*Records provided:*
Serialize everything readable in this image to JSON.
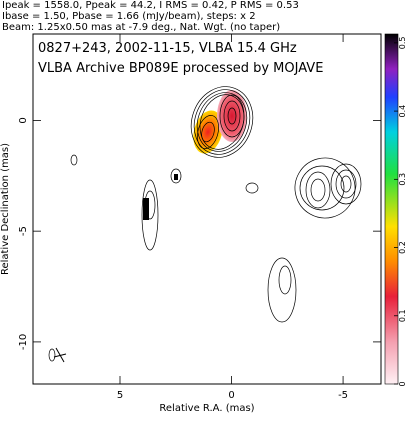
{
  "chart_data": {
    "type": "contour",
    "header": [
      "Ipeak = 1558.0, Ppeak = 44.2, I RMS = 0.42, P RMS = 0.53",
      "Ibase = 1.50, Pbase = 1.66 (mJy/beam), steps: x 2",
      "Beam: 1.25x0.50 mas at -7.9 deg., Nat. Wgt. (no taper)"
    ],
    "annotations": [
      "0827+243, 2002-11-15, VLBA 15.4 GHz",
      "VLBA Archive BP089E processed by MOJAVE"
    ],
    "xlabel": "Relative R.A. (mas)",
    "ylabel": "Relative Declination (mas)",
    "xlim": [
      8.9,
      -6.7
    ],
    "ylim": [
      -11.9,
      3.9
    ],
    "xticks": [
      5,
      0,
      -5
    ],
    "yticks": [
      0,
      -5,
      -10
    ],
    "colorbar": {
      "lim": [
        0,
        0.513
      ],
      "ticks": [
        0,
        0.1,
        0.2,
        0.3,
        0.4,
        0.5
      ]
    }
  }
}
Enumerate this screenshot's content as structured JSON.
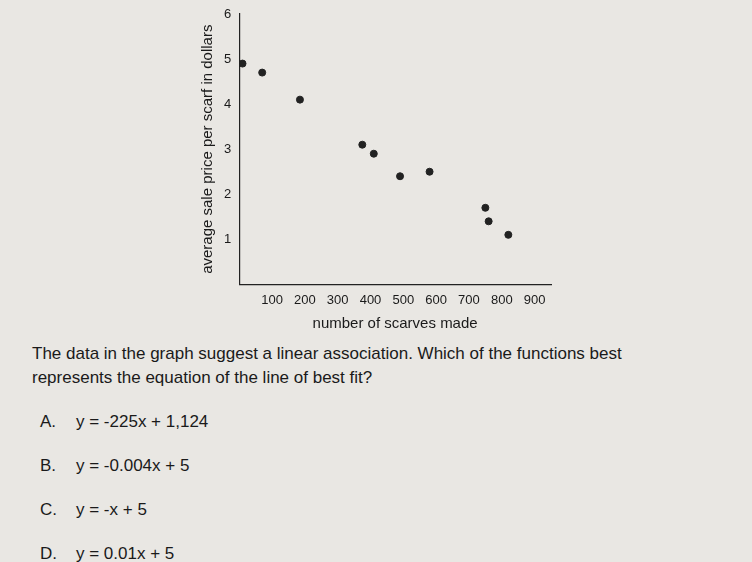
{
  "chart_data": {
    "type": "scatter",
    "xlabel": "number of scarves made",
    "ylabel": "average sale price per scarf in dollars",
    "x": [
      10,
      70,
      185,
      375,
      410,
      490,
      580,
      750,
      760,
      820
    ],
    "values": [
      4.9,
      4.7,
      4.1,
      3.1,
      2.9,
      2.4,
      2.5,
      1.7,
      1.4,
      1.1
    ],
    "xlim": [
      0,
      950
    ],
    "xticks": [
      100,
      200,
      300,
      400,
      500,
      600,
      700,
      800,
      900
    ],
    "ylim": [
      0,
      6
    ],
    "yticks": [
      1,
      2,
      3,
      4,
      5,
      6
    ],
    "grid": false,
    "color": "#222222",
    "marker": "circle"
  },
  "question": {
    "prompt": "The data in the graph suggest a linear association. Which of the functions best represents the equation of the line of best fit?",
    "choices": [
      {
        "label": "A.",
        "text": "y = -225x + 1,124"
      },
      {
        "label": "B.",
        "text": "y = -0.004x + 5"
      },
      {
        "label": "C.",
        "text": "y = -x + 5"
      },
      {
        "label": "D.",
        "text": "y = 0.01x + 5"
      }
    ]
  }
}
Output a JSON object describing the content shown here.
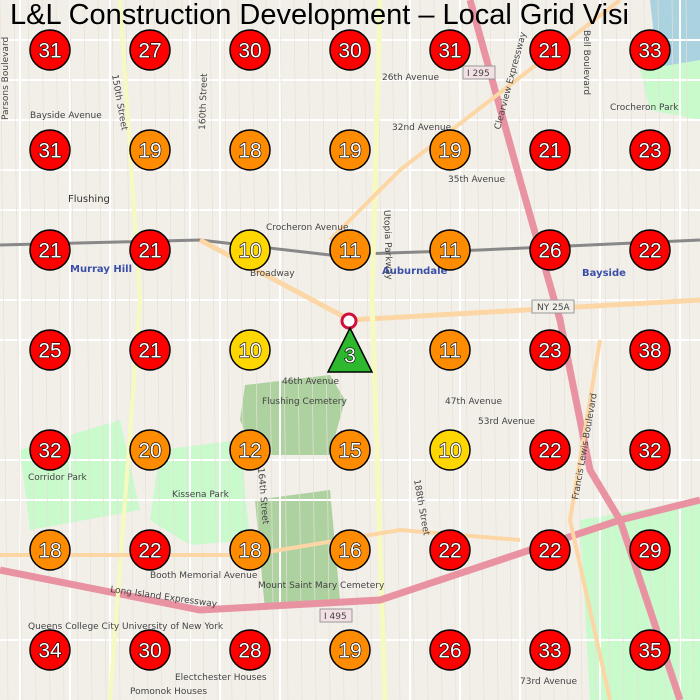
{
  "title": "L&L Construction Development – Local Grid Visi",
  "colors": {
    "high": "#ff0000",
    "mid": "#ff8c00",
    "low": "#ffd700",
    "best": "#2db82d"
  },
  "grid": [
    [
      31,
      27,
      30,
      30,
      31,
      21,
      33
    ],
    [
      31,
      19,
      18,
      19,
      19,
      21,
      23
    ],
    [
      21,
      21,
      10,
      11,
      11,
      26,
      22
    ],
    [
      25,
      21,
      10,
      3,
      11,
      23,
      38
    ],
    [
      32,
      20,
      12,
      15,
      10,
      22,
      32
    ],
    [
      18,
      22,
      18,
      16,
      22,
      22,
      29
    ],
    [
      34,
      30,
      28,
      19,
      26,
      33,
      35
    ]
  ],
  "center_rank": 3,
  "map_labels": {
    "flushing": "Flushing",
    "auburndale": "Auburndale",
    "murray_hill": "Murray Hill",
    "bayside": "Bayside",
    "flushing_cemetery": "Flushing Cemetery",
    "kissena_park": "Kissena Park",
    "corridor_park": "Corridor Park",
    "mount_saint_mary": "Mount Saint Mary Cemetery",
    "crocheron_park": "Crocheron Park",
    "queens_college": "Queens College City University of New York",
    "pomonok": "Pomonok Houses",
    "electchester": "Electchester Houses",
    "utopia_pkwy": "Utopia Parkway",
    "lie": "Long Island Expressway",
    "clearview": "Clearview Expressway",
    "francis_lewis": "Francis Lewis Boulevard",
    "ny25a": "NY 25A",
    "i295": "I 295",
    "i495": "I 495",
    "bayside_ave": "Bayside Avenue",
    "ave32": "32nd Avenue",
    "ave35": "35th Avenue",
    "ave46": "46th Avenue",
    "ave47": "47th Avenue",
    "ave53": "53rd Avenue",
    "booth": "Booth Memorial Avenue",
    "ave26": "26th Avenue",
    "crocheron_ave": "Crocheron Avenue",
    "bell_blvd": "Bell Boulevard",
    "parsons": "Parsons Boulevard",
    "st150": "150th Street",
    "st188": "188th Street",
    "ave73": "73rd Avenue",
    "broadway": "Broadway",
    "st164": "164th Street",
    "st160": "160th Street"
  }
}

*What to do:*
How many of the lines in the listing above hold the word "Cemetery"? Report only that figure.

*Written response:*
2